Do this: The listing must be reproduced in full, exactly as it stands.

***** Supplied data

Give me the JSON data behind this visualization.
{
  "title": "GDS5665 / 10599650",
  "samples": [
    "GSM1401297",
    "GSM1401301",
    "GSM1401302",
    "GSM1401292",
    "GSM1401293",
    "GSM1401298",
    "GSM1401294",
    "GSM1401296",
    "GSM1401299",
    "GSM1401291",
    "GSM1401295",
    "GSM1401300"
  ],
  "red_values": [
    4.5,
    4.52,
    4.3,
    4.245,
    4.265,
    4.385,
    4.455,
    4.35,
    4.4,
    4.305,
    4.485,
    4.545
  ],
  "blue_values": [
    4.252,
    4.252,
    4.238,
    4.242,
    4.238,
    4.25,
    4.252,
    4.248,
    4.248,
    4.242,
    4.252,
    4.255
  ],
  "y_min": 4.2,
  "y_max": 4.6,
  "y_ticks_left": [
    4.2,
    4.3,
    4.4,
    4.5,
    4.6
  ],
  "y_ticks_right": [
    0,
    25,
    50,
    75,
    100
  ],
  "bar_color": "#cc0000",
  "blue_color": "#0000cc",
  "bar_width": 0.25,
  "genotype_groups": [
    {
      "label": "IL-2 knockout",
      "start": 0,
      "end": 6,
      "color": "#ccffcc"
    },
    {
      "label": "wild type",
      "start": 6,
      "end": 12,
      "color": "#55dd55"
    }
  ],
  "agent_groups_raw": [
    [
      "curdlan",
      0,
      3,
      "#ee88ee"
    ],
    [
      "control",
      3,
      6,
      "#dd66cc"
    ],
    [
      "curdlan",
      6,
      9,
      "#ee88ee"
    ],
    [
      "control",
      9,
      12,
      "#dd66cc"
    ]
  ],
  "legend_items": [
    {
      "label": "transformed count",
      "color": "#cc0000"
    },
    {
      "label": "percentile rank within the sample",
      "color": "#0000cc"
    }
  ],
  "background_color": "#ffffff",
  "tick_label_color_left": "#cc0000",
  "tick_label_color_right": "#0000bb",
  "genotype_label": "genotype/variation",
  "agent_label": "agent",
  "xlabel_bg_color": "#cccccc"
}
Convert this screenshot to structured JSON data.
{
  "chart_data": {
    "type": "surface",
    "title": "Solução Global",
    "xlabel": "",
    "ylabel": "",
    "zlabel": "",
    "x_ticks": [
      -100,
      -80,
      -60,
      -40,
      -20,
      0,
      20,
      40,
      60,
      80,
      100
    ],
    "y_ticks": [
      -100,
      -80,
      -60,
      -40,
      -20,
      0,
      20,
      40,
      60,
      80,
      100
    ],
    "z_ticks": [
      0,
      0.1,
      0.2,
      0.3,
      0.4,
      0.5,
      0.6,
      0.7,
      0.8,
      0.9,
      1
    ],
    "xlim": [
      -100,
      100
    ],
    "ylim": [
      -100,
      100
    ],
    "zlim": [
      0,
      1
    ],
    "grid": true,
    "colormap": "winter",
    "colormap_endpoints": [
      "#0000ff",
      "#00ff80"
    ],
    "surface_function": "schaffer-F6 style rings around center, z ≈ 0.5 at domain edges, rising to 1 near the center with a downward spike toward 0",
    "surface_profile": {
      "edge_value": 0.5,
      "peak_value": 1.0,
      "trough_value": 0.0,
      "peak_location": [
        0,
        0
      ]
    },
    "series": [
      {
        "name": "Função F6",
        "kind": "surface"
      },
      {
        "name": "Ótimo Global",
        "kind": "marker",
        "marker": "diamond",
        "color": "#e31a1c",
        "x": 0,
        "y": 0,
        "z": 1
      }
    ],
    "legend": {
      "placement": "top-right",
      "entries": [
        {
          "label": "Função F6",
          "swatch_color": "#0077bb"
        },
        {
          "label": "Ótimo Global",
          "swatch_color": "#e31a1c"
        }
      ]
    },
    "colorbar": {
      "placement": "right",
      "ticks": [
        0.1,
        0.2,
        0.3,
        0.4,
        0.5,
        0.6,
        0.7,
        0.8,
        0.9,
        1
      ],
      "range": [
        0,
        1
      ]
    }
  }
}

**********

Full solution:
Give me the JSON data behind this visualization.
{
  "title": "GDS5665 / 10599650",
  "samples": [
    "GSM1401297",
    "GSM1401301",
    "GSM1401302",
    "GSM1401292",
    "GSM1401293",
    "GSM1401298",
    "GSM1401294",
    "GSM1401296",
    "GSM1401299",
    "GSM1401291",
    "GSM1401295",
    "GSM1401300"
  ],
  "red_values": [
    4.5,
    4.52,
    4.3,
    4.245,
    4.265,
    4.385,
    4.455,
    4.35,
    4.4,
    4.305,
    4.485,
    4.545
  ],
  "blue_values": [
    4.252,
    4.252,
    4.238,
    4.242,
    4.238,
    4.25,
    4.252,
    4.248,
    4.248,
    4.242,
    4.252,
    4.255
  ],
  "y_min": 4.2,
  "y_max": 4.6,
  "y_ticks_left": [
    4.2,
    4.3,
    4.4,
    4.5,
    4.6
  ],
  "y_ticks_right": [
    0,
    25,
    50,
    75,
    100
  ],
  "bar_color": "#cc0000",
  "blue_color": "#0000cc",
  "bar_width": 0.25,
  "genotype_groups": [
    {
      "label": "IL-2 knockout",
      "start": 0,
      "end": 6,
      "color": "#ccffcc"
    },
    {
      "label": "wild type",
      "start": 6,
      "end": 12,
      "color": "#55dd55"
    }
  ],
  "agent_groups_raw": [
    [
      "curdlan",
      0,
      3,
      "#ee88ee"
    ],
    [
      "control",
      3,
      6,
      "#dd66cc"
    ],
    [
      "curdlan",
      6,
      9,
      "#ee88ee"
    ],
    [
      "control",
      9,
      12,
      "#dd66cc"
    ]
  ],
  "legend_items": [
    {
      "label": "transformed count",
      "color": "#cc0000"
    },
    {
      "label": "percentile rank within the sample",
      "color": "#0000cc"
    }
  ],
  "background_color": "#ffffff",
  "tick_label_color_left": "#cc0000",
  "tick_label_color_right": "#0000bb",
  "genotype_label": "genotype/variation",
  "agent_label": "agent",
  "xlabel_bg_color": "#cccccc"
}
Convert this screenshot to structured JSON data.
{
  "chart_data": {
    "type": "surface",
    "title": "Solução Global",
    "xlabel": "",
    "ylabel": "",
    "zlabel": "",
    "x_ticks": [
      -100,
      -80,
      -60,
      -40,
      -20,
      0,
      20,
      40,
      60,
      80,
      100
    ],
    "y_ticks": [
      -100,
      -80,
      -60,
      -40,
      -20,
      0,
      20,
      40,
      60,
      80,
      100
    ],
    "z_ticks": [
      0,
      0.1,
      0.2,
      0.3,
      0.4,
      0.5,
      0.6,
      0.7,
      0.8,
      0.9,
      1
    ],
    "xlim": [
      -100,
      100
    ],
    "ylim": [
      -100,
      100
    ],
    "zlim": [
      0,
      1
    ],
    "grid": true,
    "colormap": "winter",
    "colormap_endpoints": [
      "#0000ff",
      "#00ff80"
    ],
    "surface_function": "schaffer-F6 style rings around center, z ≈ 0.5 at domain edges, rising to 1 near the center with a downward spike toward 0",
    "surface_profile": {
      "edge_value": 0.5,
      "peak_value": 1.0,
      "trough_value": 0.0,
      "peak_location": [
        0,
        0
      ]
    },
    "series": [
      {
        "name": "Função F6",
        "kind": "surface"
      },
      {
        "name": "Ótimo Global",
        "kind": "marker",
        "marker": "diamond",
        "color": "#e31a1c",
        "x": 0,
        "y": 0,
        "z": 1
      }
    ],
    "legend": {
      "placement": "top-right",
      "entries": [
        {
          "label": "Função F6",
          "swatch_color": "#0077bb"
        },
        {
          "label": "Ótimo Global",
          "swatch_color": "#e31a1c"
        }
      ]
    },
    "colorbar": {
      "placement": "right",
      "ticks": [
        0.1,
        0.2,
        0.3,
        0.4,
        0.5,
        0.6,
        0.7,
        0.8,
        0.9,
        1
      ],
      "range": [
        0,
        1
      ]
    }
  }
}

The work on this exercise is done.